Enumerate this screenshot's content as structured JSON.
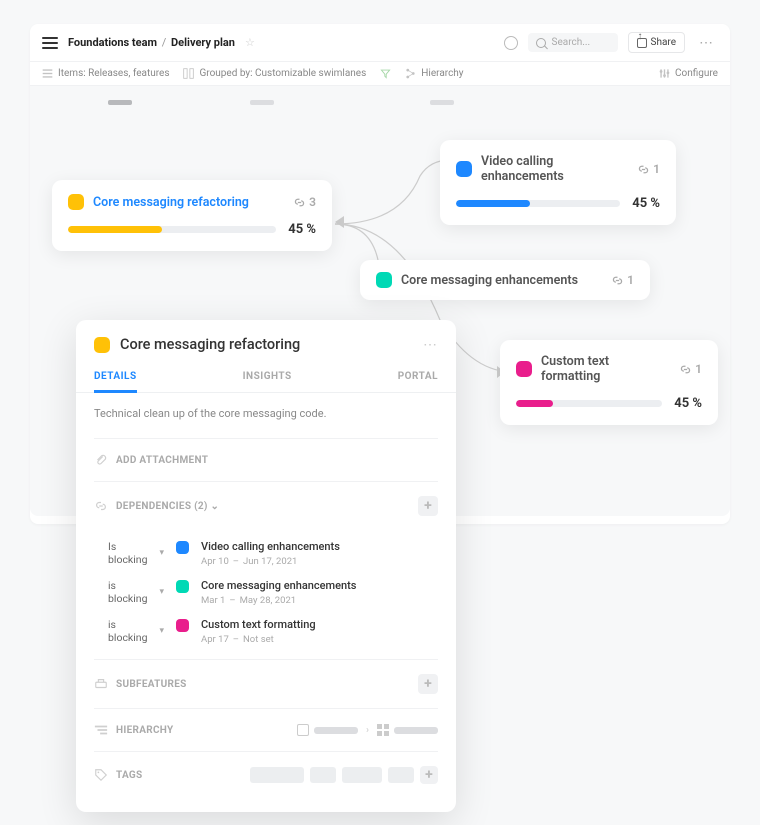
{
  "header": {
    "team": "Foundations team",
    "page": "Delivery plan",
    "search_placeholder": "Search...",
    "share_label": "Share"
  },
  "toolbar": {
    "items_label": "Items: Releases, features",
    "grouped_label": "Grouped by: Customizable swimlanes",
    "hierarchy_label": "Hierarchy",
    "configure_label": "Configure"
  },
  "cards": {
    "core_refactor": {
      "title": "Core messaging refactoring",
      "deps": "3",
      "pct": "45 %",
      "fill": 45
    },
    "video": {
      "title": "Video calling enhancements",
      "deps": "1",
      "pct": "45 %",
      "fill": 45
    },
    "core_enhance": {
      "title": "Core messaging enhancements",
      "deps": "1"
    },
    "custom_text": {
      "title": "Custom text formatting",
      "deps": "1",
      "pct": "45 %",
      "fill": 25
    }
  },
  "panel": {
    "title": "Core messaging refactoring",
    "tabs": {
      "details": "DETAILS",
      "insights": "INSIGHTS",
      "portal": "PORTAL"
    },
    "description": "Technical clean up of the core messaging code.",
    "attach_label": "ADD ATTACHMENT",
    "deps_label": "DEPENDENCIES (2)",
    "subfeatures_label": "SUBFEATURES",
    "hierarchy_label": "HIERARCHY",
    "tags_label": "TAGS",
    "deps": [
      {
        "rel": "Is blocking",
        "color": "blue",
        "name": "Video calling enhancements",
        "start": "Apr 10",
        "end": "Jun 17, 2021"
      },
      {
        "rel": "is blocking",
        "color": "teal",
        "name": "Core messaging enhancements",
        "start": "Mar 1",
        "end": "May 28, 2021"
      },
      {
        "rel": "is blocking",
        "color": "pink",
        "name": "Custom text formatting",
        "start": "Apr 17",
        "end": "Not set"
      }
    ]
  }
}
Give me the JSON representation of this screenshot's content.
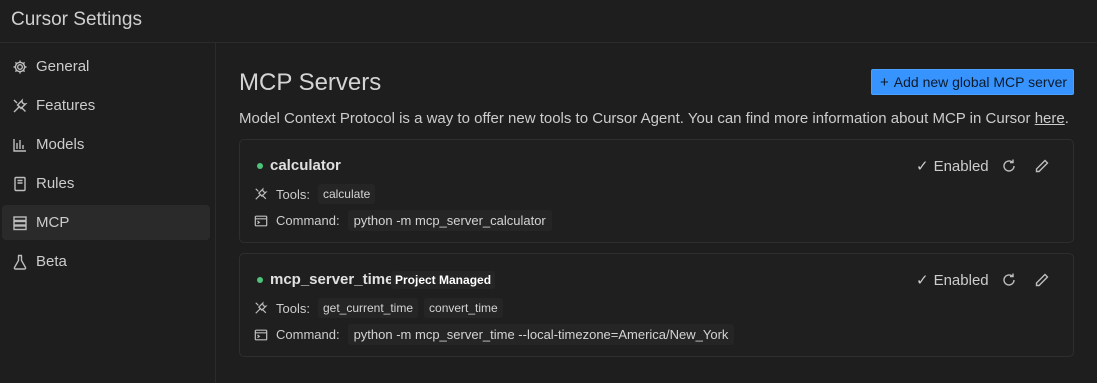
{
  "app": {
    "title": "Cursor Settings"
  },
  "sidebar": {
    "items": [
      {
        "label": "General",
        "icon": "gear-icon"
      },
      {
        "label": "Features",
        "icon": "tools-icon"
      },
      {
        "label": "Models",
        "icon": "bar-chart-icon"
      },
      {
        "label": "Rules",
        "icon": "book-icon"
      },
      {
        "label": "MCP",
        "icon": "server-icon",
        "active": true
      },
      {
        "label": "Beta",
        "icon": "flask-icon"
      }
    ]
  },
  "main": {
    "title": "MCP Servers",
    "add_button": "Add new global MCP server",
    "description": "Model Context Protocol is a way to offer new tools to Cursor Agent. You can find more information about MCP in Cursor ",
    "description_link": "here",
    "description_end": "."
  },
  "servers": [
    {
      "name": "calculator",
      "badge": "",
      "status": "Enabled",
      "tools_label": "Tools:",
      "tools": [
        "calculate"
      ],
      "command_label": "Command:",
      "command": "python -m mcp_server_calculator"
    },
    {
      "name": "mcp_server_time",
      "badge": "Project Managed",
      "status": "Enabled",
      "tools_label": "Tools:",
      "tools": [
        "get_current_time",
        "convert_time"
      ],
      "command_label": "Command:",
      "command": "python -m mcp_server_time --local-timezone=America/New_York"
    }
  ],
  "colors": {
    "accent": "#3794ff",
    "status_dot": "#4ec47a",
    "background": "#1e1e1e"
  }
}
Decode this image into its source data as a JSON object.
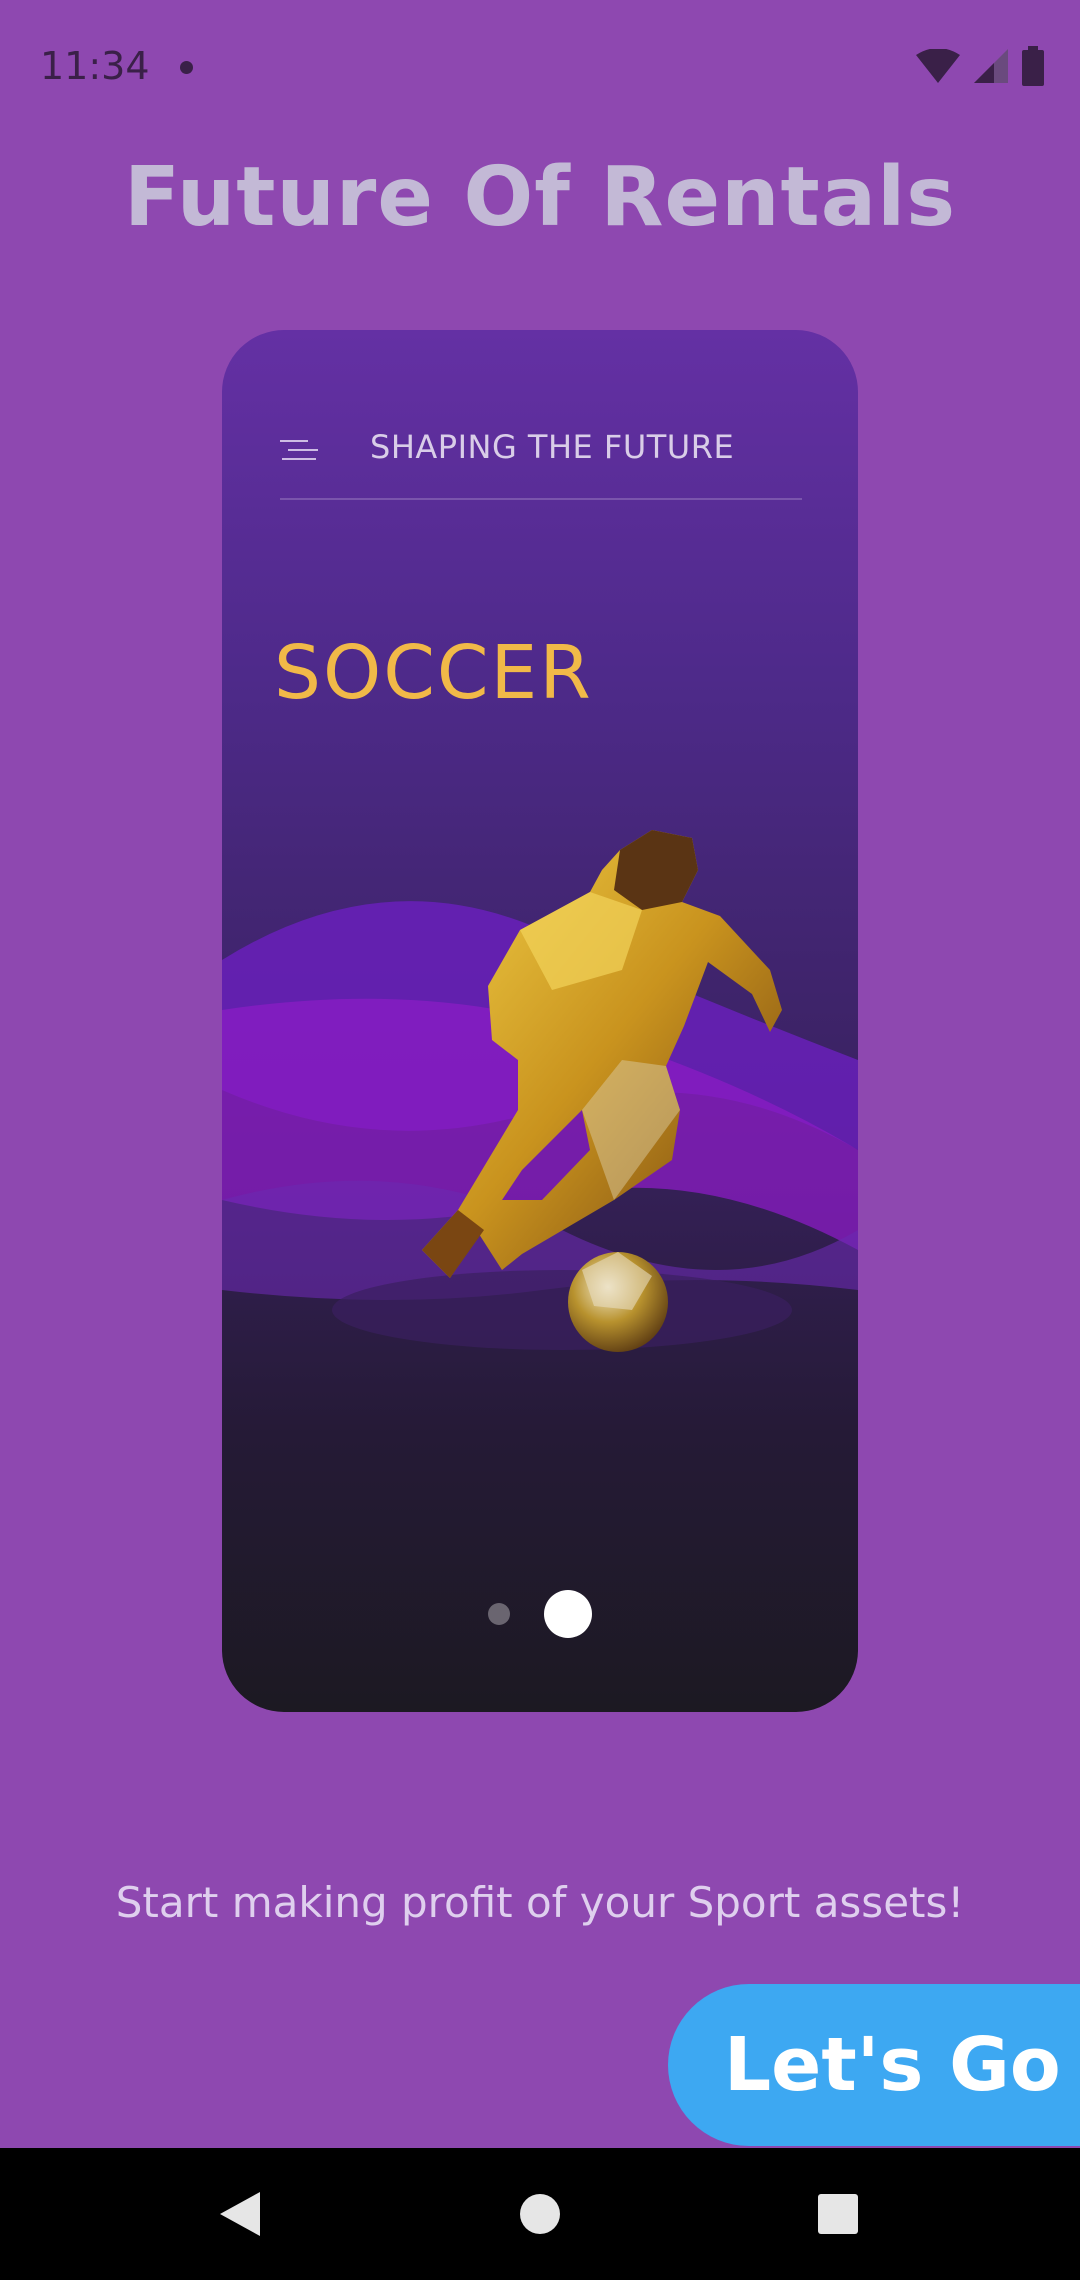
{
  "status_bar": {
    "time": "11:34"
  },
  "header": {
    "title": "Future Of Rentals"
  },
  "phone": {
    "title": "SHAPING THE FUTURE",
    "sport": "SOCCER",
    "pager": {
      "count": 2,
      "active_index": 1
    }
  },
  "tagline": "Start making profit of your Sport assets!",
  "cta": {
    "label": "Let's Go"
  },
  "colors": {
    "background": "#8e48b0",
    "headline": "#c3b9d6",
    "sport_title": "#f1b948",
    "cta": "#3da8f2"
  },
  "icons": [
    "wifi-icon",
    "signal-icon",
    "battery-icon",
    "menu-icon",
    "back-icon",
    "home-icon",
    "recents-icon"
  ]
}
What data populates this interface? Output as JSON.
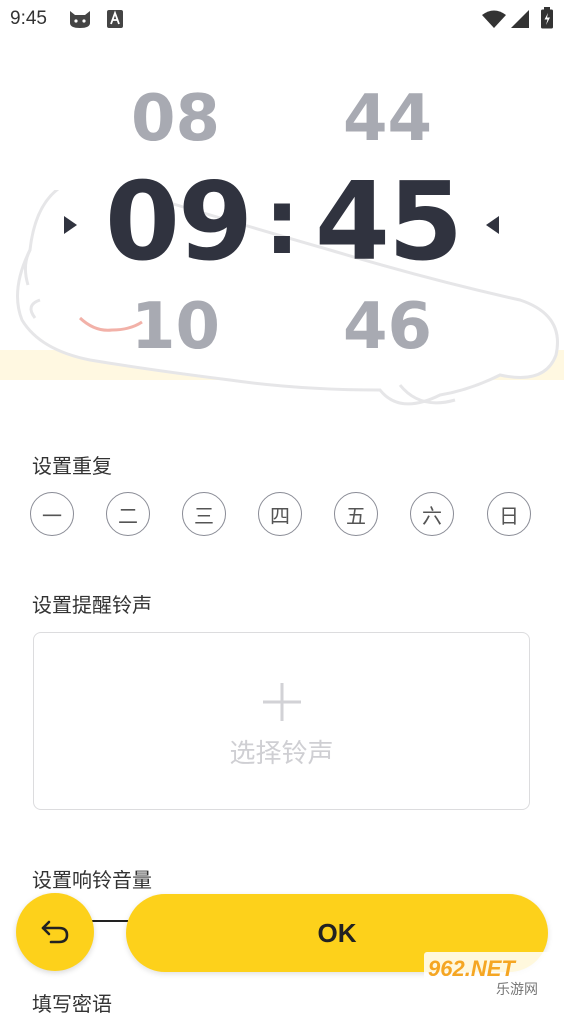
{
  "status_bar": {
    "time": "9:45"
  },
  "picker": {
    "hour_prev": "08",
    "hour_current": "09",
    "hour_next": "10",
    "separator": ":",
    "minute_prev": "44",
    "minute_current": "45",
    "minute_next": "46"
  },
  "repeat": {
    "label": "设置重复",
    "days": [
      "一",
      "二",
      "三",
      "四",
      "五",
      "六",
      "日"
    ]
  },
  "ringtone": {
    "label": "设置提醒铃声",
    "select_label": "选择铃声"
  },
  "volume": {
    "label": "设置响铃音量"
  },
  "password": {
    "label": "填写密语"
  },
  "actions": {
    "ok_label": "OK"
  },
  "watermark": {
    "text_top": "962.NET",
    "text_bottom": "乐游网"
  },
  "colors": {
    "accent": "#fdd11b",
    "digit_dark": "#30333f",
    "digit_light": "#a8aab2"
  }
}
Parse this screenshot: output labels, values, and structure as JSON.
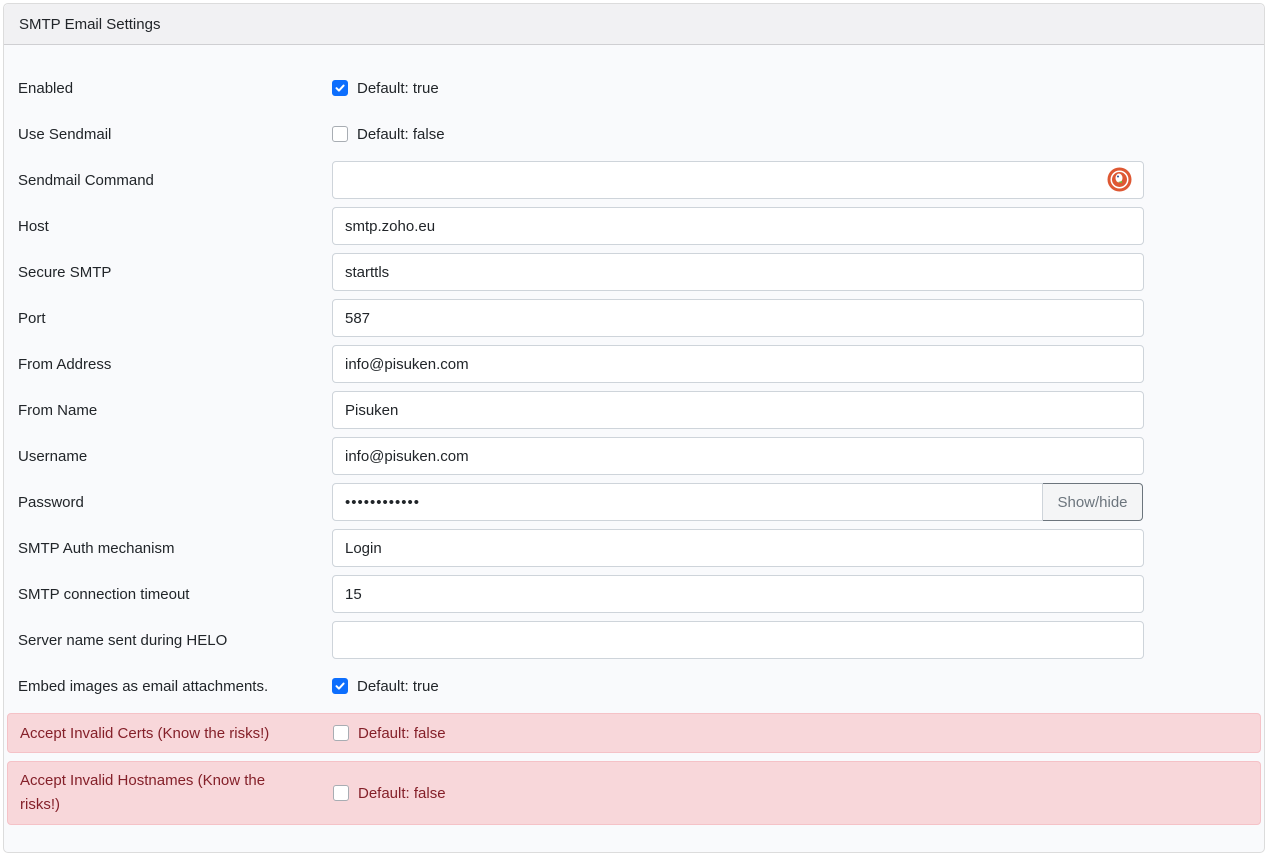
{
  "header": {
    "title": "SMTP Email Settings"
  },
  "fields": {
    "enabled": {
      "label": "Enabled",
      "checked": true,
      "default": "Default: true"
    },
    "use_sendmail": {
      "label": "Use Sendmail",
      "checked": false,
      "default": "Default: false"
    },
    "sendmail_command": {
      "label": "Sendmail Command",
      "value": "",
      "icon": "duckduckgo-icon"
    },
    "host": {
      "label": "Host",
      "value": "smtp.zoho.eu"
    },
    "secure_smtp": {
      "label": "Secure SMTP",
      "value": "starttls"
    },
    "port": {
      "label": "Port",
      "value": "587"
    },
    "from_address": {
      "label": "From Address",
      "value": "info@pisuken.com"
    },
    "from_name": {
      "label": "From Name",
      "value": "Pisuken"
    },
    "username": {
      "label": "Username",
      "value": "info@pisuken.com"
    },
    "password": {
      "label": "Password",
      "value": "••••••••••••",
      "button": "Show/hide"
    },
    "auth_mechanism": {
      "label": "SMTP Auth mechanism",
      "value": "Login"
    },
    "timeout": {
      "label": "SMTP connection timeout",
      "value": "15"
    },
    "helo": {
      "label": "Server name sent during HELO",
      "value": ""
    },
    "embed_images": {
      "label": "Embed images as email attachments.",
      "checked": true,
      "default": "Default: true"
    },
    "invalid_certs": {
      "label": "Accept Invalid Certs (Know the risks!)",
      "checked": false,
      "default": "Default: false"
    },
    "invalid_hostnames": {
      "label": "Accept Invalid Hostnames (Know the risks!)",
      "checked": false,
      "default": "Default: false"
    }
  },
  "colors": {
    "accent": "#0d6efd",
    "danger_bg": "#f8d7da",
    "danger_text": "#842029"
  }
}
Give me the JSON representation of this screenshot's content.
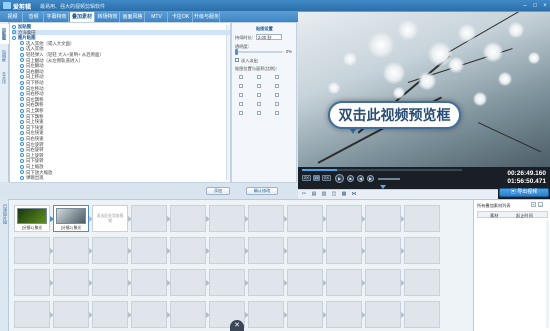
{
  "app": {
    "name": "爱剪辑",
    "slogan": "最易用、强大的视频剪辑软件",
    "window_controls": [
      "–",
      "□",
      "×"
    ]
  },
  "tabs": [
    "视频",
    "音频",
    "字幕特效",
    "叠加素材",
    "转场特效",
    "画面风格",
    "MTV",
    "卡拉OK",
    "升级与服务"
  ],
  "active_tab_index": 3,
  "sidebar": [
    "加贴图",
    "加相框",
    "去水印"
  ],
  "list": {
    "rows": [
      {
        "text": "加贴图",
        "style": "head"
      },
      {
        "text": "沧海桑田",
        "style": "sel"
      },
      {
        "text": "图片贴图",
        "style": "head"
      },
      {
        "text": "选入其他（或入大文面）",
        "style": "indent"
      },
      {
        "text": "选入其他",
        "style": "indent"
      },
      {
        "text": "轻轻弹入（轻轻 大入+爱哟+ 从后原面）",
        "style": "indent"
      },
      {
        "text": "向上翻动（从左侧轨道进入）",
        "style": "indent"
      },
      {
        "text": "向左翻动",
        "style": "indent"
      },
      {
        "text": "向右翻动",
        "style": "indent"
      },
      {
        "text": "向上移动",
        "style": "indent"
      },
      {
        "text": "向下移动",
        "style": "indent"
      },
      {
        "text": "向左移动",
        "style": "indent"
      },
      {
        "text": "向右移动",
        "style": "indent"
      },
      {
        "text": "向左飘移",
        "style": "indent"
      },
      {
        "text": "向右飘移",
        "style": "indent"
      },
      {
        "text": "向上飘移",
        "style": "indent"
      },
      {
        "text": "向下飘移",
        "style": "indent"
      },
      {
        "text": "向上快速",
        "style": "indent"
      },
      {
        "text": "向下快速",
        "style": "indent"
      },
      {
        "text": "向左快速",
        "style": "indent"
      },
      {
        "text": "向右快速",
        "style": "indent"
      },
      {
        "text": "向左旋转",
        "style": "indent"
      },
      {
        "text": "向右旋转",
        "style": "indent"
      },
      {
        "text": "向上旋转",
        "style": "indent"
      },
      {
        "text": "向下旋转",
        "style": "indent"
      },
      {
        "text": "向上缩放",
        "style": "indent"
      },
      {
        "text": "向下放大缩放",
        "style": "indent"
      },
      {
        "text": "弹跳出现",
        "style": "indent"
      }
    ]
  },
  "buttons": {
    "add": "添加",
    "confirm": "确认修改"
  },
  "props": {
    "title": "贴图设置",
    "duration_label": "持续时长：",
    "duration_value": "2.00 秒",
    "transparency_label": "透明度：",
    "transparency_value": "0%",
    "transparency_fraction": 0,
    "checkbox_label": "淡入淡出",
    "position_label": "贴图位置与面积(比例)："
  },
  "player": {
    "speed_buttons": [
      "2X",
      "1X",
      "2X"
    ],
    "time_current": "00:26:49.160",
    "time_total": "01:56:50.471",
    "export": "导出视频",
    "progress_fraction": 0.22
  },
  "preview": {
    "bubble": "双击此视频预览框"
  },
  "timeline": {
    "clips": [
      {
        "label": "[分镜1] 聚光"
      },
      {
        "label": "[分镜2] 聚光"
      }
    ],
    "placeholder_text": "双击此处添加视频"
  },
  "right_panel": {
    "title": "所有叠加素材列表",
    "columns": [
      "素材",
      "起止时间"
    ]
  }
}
----------------------------------------
--- Task prompt ---
Every line of the listing that holds "formatting" should be found and copied.

--- Solution to the exercise ---
      "title": "Custom text formatting",
        "name": "Custom text formatting",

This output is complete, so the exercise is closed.